§ **DIRECTIVE**
Select from the records below every line that has the word "Women" in it.
<<<<
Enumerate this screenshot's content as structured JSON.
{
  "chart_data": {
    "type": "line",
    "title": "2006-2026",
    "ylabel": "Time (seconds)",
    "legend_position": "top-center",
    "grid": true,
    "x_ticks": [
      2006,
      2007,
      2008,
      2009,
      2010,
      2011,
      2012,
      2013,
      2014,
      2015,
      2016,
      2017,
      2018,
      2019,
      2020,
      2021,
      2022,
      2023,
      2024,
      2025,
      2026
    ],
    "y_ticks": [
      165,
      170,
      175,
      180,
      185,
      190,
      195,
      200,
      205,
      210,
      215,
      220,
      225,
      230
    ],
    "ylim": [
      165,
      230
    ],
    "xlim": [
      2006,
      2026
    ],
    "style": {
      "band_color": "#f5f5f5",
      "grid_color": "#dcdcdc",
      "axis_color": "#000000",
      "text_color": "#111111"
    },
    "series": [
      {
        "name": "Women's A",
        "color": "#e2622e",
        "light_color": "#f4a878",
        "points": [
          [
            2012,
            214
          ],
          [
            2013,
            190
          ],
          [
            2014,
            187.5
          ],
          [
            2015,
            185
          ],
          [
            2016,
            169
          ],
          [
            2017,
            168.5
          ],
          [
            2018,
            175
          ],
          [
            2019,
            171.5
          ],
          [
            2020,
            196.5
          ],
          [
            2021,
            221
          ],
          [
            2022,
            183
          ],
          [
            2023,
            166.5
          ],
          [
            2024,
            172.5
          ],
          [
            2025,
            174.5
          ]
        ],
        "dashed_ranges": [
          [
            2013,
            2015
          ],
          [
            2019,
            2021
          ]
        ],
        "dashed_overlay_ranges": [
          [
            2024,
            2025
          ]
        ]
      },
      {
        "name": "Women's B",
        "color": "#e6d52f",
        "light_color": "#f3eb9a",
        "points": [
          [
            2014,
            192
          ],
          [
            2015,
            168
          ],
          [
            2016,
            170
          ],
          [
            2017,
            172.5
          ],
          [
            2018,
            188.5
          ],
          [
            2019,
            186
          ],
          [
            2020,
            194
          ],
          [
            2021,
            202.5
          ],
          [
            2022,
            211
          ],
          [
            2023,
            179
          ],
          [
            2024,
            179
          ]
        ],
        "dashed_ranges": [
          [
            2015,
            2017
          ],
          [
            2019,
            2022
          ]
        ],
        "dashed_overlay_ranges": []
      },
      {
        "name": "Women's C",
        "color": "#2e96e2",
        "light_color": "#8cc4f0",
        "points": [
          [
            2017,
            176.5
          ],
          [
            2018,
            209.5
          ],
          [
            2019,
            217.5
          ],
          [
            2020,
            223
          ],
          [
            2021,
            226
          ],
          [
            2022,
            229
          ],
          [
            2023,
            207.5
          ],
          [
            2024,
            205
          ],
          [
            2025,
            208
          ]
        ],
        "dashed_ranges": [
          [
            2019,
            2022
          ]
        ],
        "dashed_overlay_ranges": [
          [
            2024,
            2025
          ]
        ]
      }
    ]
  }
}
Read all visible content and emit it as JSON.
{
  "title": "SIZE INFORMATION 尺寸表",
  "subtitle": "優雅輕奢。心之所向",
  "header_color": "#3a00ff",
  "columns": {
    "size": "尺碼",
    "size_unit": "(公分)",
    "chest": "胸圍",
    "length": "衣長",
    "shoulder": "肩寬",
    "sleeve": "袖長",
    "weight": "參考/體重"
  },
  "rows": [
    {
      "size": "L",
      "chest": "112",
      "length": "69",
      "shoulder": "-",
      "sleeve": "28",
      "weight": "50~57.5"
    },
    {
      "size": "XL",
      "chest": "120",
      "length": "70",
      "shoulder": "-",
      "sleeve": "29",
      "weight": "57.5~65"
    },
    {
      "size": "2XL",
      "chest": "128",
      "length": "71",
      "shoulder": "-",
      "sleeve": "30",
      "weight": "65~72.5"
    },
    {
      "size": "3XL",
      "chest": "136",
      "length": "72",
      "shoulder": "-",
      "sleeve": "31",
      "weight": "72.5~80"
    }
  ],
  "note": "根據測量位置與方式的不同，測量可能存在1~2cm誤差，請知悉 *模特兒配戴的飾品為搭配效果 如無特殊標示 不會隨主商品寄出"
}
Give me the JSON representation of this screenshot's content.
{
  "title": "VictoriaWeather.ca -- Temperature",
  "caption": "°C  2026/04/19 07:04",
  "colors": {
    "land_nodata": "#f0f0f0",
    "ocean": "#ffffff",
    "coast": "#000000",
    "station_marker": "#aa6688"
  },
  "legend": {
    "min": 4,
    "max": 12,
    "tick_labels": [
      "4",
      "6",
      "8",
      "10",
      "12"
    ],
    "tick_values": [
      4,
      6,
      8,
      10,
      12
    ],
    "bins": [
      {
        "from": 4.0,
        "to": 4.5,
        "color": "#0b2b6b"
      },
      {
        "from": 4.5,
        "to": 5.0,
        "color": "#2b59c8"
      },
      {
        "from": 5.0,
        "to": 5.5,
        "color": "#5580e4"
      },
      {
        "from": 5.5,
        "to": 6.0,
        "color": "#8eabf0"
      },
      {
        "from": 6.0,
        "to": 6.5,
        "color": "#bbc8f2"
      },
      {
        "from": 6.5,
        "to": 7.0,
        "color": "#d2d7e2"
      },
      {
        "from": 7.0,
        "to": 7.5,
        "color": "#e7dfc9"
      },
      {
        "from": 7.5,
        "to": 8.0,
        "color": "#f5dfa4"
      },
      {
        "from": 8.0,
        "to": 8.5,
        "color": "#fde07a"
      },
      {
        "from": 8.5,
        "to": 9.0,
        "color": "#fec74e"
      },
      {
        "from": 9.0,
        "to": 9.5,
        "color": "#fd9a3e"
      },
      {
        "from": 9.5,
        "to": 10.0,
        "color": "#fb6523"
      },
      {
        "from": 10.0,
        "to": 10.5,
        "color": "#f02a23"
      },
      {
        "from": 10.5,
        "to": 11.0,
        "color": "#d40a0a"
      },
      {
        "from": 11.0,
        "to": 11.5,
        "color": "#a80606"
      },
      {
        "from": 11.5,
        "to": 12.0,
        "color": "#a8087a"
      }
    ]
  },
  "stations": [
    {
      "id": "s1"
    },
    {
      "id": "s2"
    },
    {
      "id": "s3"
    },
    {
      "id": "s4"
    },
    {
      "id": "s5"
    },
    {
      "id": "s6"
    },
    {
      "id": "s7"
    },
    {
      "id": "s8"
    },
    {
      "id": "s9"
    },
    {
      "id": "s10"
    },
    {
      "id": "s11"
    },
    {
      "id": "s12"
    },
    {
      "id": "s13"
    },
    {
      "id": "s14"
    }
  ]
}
>>>>
§ **SOLUTION TO THIS EXERCISE**
        "name": "Women's A",
        "name": "Women's B",
        "name": "Women's C",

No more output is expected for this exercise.